WHAT IS NEEDED :: Scan the material that follows. Copy every line containing the word "wurden".

PROVIDED DATA ::
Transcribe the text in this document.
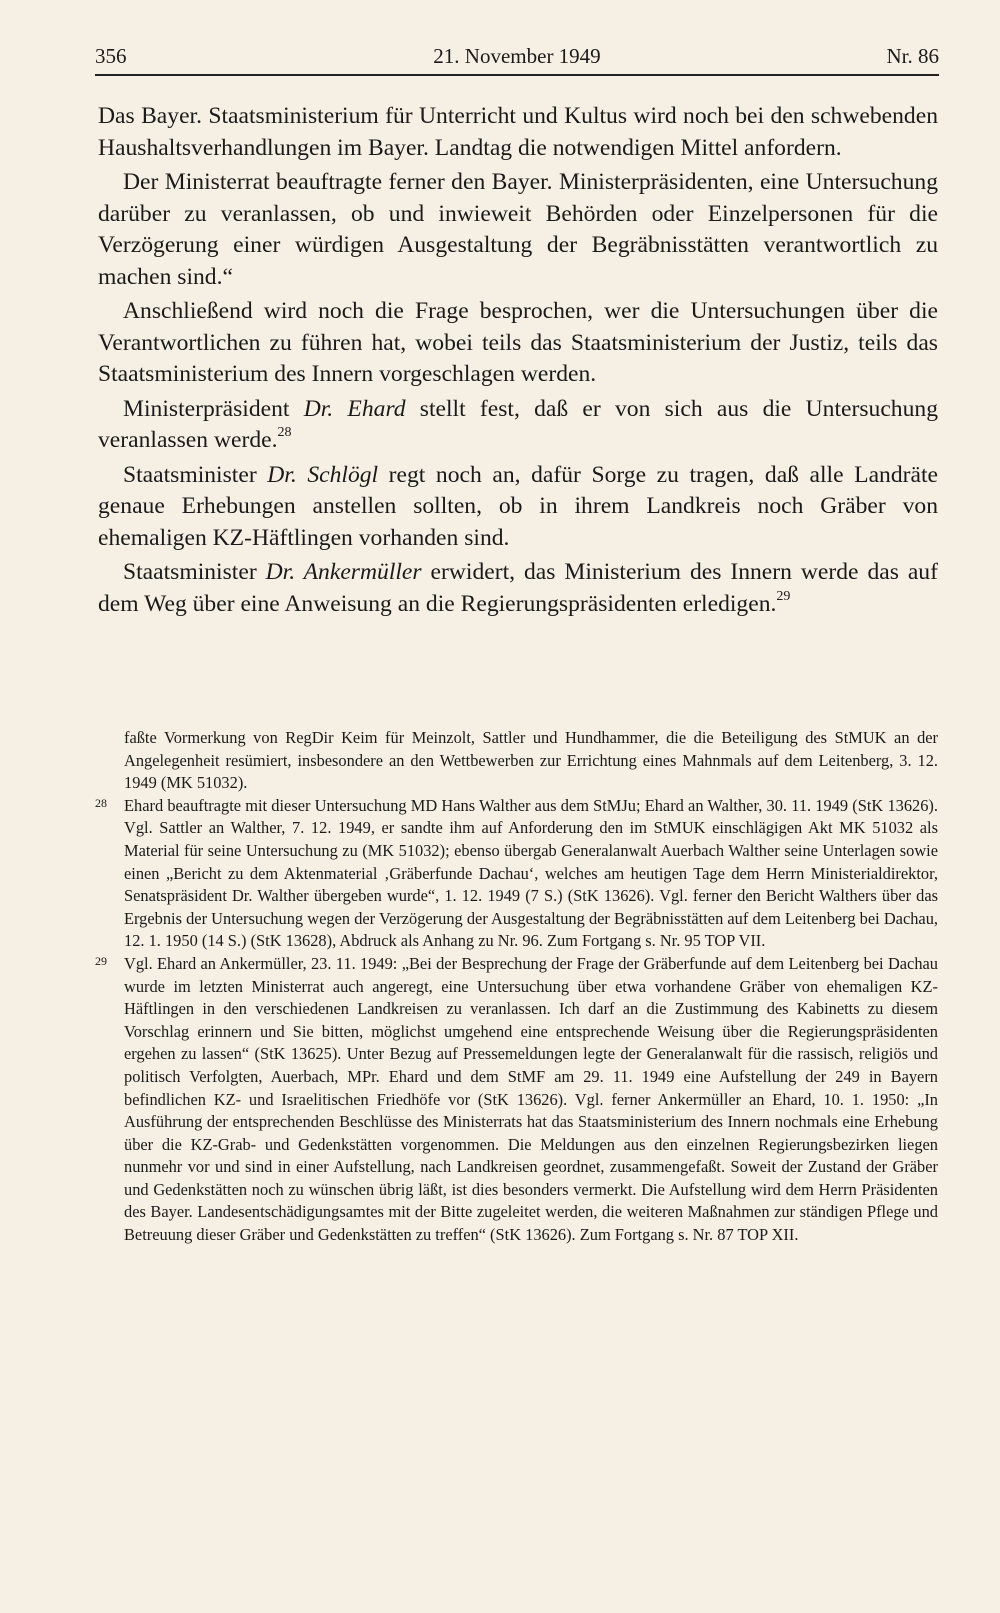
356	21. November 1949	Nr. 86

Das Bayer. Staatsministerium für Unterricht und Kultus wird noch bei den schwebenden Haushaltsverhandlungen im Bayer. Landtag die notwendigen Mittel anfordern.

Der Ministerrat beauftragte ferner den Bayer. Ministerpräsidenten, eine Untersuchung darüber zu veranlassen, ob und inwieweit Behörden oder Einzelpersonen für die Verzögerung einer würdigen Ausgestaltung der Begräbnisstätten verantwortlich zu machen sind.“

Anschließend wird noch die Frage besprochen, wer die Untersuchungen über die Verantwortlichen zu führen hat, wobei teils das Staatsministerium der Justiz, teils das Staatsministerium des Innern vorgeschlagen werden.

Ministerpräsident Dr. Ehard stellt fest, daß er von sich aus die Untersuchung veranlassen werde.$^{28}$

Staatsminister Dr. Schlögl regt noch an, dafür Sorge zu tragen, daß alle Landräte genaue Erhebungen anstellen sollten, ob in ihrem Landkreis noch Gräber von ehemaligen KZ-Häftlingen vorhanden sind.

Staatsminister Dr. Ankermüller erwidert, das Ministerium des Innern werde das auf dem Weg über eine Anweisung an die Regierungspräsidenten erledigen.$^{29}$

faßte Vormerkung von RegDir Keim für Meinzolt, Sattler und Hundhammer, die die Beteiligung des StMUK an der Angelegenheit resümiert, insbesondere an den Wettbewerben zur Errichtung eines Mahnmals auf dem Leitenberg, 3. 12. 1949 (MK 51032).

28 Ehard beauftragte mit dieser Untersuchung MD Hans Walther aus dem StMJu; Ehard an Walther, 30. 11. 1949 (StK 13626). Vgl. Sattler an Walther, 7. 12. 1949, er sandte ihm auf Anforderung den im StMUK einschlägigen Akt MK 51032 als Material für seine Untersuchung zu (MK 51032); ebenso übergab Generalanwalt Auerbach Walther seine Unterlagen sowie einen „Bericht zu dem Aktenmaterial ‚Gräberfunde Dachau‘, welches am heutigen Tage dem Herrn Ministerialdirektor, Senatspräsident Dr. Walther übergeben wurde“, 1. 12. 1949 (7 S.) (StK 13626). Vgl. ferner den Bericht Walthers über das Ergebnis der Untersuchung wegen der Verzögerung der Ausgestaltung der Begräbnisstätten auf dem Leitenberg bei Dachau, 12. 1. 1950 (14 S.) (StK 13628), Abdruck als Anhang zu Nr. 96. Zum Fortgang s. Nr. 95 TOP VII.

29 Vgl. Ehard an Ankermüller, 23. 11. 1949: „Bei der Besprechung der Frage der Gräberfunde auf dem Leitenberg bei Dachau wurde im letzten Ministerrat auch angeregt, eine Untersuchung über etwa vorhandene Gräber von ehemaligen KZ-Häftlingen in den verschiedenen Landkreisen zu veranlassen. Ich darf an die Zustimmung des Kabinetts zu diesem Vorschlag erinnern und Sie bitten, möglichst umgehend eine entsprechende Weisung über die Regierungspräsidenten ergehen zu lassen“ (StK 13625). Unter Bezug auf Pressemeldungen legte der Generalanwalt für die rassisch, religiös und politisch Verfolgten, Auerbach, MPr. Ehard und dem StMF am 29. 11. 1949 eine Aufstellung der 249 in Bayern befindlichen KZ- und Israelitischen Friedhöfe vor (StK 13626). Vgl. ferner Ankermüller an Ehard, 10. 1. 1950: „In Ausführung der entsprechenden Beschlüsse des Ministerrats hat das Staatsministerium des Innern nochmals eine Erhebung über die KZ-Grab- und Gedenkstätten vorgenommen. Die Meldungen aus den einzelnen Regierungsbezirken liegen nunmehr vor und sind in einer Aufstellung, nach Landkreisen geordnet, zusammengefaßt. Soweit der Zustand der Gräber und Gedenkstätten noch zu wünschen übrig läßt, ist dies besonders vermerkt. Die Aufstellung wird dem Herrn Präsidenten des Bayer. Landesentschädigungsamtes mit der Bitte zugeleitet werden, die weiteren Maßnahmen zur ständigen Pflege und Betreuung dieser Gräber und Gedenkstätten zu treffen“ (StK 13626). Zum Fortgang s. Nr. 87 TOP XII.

==

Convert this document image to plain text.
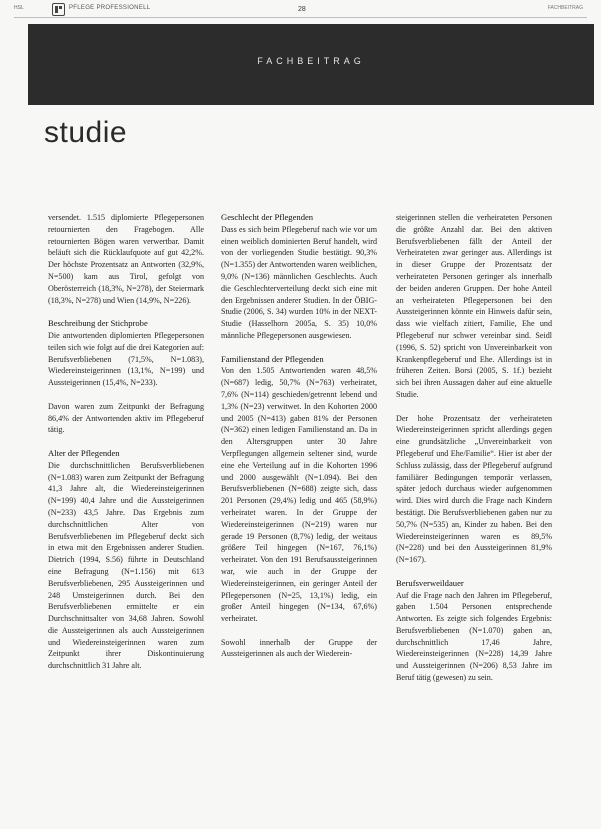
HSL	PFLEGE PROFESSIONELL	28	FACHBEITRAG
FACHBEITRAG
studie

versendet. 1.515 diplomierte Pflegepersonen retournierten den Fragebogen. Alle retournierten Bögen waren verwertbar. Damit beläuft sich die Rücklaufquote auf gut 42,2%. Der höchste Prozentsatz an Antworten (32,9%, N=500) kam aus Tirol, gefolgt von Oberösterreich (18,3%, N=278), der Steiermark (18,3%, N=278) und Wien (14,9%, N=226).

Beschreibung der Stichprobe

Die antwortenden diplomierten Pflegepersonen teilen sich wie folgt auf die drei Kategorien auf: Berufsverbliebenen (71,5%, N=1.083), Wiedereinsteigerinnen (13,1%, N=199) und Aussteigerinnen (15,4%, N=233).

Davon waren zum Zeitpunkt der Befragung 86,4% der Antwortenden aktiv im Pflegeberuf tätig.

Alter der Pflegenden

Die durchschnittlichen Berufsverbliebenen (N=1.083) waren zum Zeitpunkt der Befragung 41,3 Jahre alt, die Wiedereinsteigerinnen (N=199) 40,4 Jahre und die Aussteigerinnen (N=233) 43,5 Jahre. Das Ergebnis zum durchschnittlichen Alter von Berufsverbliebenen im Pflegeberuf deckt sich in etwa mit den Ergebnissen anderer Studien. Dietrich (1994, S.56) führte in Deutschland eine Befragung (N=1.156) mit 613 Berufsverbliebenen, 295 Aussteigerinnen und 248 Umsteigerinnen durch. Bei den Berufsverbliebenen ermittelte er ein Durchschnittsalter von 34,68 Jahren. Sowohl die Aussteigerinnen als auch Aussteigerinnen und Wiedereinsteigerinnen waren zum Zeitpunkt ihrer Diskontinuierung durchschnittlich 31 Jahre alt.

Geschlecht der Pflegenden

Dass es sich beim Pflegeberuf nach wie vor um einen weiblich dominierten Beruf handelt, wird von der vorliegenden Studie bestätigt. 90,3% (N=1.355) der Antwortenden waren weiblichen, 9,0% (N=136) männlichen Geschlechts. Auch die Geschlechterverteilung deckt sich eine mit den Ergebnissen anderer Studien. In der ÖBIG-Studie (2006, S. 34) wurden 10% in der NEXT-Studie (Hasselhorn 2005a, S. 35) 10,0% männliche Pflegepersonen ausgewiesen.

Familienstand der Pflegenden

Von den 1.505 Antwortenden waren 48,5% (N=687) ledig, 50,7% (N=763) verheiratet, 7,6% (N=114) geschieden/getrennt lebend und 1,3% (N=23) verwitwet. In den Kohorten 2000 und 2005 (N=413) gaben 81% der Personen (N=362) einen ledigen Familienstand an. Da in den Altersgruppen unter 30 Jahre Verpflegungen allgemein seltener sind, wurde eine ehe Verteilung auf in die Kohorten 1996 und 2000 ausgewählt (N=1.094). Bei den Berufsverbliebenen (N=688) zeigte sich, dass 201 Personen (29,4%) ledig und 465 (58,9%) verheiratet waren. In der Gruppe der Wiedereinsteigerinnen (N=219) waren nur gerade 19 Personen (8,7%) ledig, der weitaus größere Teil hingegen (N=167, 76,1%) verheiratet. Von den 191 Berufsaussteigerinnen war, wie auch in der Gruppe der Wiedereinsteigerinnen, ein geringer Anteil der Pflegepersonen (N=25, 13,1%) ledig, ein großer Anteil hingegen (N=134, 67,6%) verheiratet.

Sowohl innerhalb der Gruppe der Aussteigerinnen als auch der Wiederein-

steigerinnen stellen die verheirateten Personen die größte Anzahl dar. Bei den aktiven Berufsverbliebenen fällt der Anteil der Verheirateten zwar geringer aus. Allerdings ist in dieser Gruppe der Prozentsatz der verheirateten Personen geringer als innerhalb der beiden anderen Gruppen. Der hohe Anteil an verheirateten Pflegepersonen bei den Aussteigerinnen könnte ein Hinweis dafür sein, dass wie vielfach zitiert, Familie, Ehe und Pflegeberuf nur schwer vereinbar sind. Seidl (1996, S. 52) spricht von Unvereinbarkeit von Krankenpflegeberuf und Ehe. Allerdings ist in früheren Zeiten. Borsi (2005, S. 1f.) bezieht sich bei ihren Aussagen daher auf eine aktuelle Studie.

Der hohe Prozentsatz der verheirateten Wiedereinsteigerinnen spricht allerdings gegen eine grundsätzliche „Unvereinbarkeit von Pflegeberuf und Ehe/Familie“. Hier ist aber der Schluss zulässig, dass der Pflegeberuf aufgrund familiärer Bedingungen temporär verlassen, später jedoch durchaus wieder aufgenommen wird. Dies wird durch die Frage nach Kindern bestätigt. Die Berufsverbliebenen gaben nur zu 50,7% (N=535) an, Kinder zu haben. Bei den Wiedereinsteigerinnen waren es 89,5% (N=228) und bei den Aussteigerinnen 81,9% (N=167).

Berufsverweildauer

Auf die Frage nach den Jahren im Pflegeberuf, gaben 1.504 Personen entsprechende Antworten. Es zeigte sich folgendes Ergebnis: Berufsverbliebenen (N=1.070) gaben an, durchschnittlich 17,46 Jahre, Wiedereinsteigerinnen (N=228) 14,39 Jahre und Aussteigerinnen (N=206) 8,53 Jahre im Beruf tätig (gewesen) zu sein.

...

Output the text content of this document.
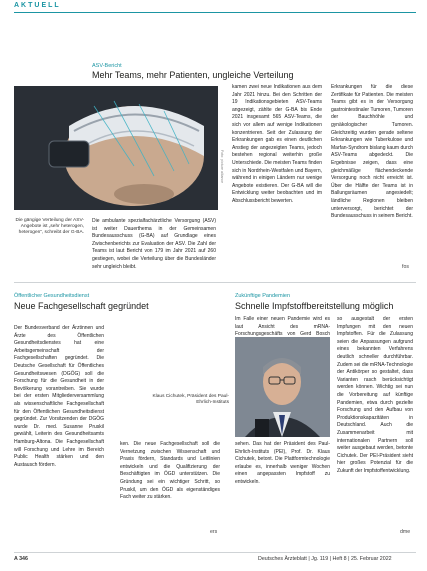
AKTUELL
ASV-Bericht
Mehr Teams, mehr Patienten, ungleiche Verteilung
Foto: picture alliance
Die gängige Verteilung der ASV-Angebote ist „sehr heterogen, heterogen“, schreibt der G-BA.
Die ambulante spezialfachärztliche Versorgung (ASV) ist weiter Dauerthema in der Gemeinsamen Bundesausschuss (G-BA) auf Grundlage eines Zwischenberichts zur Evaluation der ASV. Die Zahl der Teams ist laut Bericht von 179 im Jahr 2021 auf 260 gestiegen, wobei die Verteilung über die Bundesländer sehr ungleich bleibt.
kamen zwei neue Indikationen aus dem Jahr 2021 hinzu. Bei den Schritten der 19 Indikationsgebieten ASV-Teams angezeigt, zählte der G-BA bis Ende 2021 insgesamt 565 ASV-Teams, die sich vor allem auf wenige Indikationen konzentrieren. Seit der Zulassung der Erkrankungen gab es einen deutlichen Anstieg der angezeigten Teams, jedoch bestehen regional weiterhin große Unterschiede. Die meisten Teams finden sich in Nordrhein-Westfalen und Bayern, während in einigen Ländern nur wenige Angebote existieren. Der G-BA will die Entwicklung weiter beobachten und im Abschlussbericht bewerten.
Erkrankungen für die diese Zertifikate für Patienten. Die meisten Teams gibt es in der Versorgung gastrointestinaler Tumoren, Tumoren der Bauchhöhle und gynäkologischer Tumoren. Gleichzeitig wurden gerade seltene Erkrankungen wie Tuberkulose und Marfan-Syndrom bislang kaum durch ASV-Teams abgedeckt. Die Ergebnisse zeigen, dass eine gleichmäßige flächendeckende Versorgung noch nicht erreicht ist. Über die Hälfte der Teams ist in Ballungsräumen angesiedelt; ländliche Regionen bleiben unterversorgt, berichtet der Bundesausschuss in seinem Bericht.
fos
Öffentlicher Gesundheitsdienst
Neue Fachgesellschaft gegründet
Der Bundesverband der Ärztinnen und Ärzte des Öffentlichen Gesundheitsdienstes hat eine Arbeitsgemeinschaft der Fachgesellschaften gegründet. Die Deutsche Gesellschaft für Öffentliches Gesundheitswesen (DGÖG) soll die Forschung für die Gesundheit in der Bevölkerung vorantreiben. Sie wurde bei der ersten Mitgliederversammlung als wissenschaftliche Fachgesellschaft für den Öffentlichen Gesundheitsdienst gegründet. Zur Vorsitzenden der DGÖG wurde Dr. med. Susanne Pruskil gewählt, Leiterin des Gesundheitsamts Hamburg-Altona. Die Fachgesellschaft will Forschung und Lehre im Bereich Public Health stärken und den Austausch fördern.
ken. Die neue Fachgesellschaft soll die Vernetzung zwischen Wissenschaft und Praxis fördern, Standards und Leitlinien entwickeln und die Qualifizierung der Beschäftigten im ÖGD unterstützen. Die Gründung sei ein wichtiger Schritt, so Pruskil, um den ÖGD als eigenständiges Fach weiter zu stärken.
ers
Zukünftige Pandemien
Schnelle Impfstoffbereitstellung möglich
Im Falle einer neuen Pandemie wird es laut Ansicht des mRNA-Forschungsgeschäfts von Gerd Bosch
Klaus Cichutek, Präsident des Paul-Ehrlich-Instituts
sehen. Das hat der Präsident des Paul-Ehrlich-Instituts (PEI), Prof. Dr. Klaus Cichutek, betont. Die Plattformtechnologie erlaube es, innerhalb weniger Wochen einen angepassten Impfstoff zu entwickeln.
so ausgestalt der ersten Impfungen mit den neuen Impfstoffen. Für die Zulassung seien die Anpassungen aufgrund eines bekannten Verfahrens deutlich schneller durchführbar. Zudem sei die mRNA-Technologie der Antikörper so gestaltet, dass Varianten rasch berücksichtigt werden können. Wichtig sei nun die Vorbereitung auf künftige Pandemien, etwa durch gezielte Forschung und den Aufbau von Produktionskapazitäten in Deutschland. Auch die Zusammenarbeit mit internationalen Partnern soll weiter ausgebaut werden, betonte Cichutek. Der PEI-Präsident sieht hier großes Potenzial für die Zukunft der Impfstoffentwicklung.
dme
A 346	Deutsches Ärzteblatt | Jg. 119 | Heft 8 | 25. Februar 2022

RESULT OF THE EXERCISE ::
Dass es sich beim Pflegeberuf nach wie vor um einen weiblich dominierten Beruf handelt, wird von der vorliegenden Studie bestätigt. 90,3% (N=1.355) der Antwortenden waren weiblichen, 9,0% (N=136) männlichen Geschlechts. Auch die Geschlechterverteilung deckt sich eine mit den Ergebnissen anderer Studien. In der ÖBIG-Studie (2006, S. 34) wurden 10% in der NEXT-Studie (Hasselhorn 2005a, S. 35) 10,0% männliche Pflegepersonen ausgewiesen.
Erkrankungen für die diese Zertifikate für Patienten. Die meisten Teams gibt es in der Versorgung gastrointestinaler Tumoren, Tumoren der Bauchhöhle und gynäkologischer Tumoren. Gleichzeitig wurden gerade seltene Erkrankungen wie Tuberkulose und Marfan-Syndrom bislang kaum durch ASV-Teams abgedeckt. Die Ergebnisse zeigen, dass eine gleichmäßige flächendeckende Versorgung noch nicht erreicht ist. Über die Hälfte der Teams ist in Ballungsräumen angesiedelt; ländliche Regionen bleiben unterversorgt, berichtet der Bundesausschuss in seinem Bericht.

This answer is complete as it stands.